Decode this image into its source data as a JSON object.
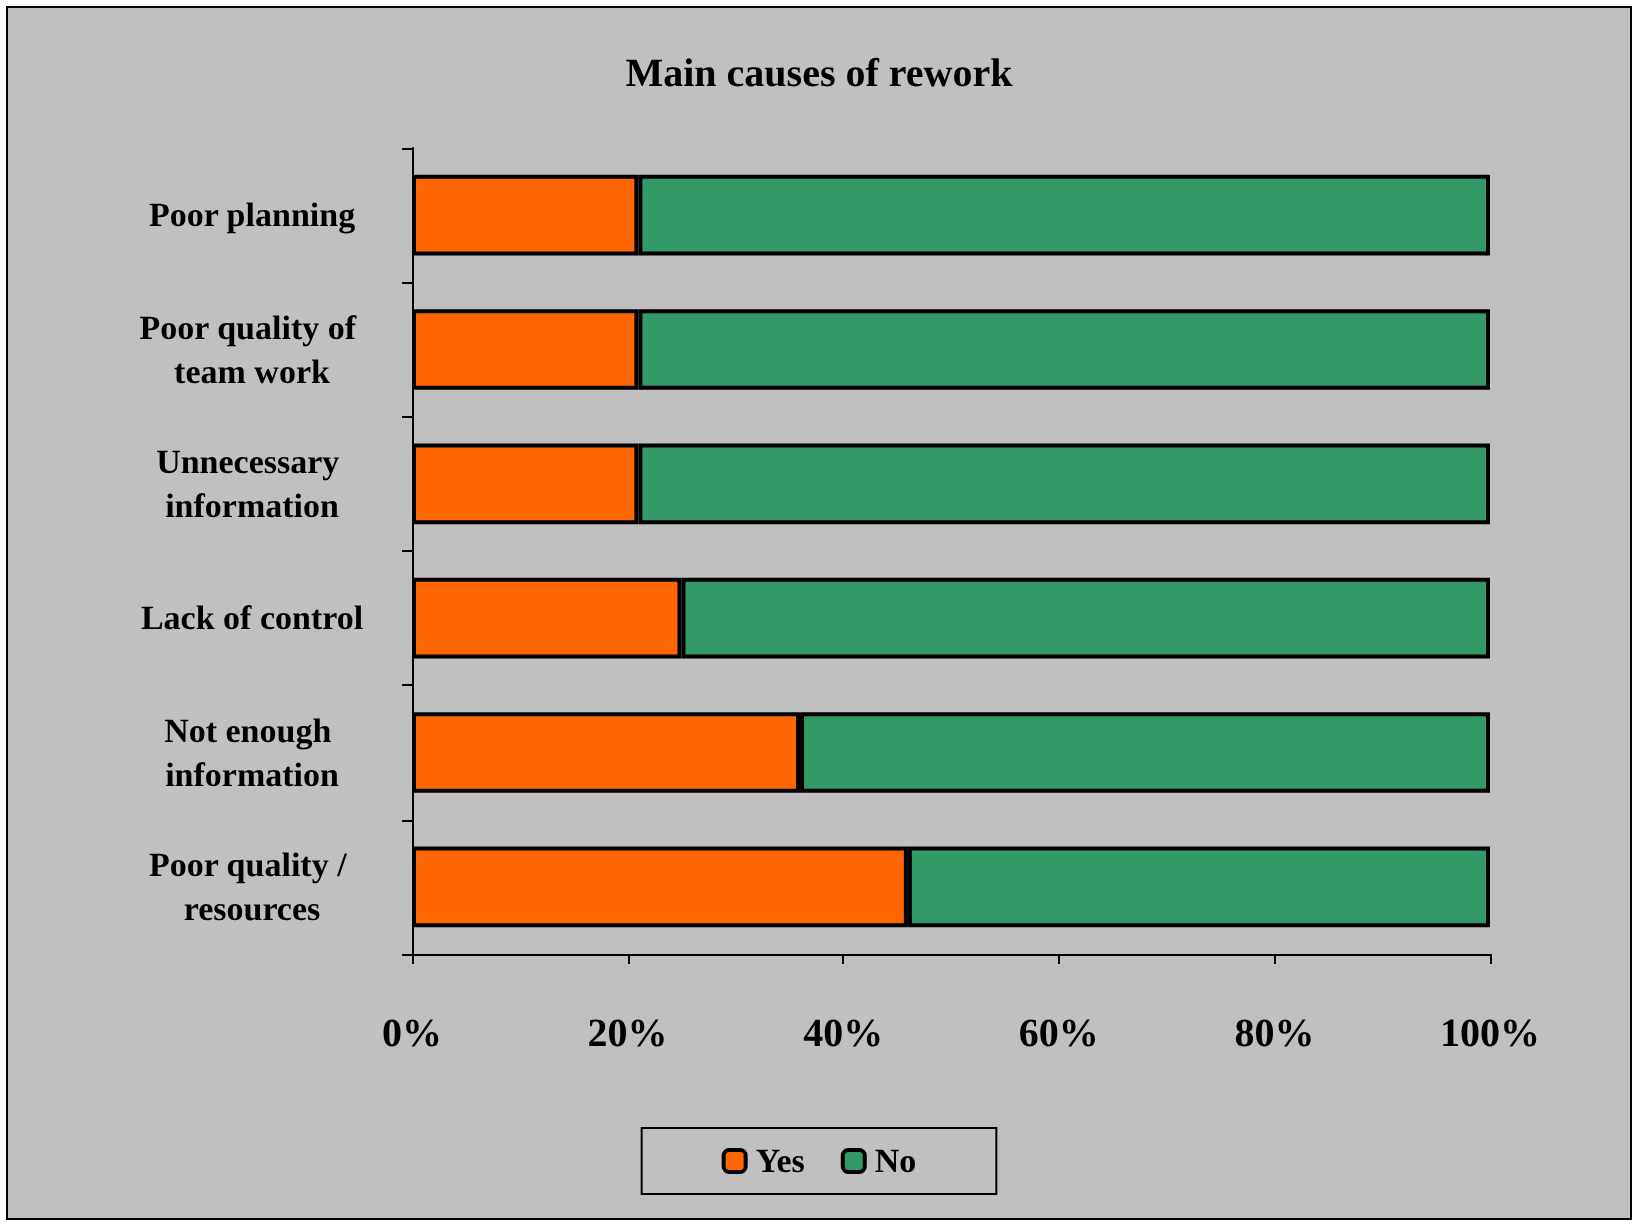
{
  "chart_data": {
    "type": "bar",
    "title": "Main causes of rework",
    "orientation": "horizontal",
    "stacked": true,
    "categories": [
      "Poor planning",
      "Poor quality of team work",
      "Unnecessary information",
      "Lack of control",
      "Not enough information",
      "Poor quality / resources"
    ],
    "series": [
      {
        "name": "Yes",
        "color": "#ff6600",
        "values": [
          21,
          21,
          21,
          25,
          36,
          46
        ]
      },
      {
        "name": "No",
        "color": "#339966",
        "values": [
          79,
          79,
          79,
          75,
          64,
          54
        ]
      }
    ],
    "xlim": [
      0,
      100
    ],
    "xticks": [
      {
        "value": 0,
        "label": "0%"
      },
      {
        "value": 20,
        "label": "20%"
      },
      {
        "value": 40,
        "label": "40%"
      },
      {
        "value": 60,
        "label": "60%"
      },
      {
        "value": 80,
        "label": "80%"
      },
      {
        "value": 100,
        "label": "100%"
      }
    ],
    "grid": false,
    "legend": "bottom"
  }
}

==*==

→ **Exercise**:
List the lines of the material in which the word "Poor" occurs.

→ **Solved problem**:
      "Poor planning",
      "Poor quality of team work",
      "Poor quality / resources"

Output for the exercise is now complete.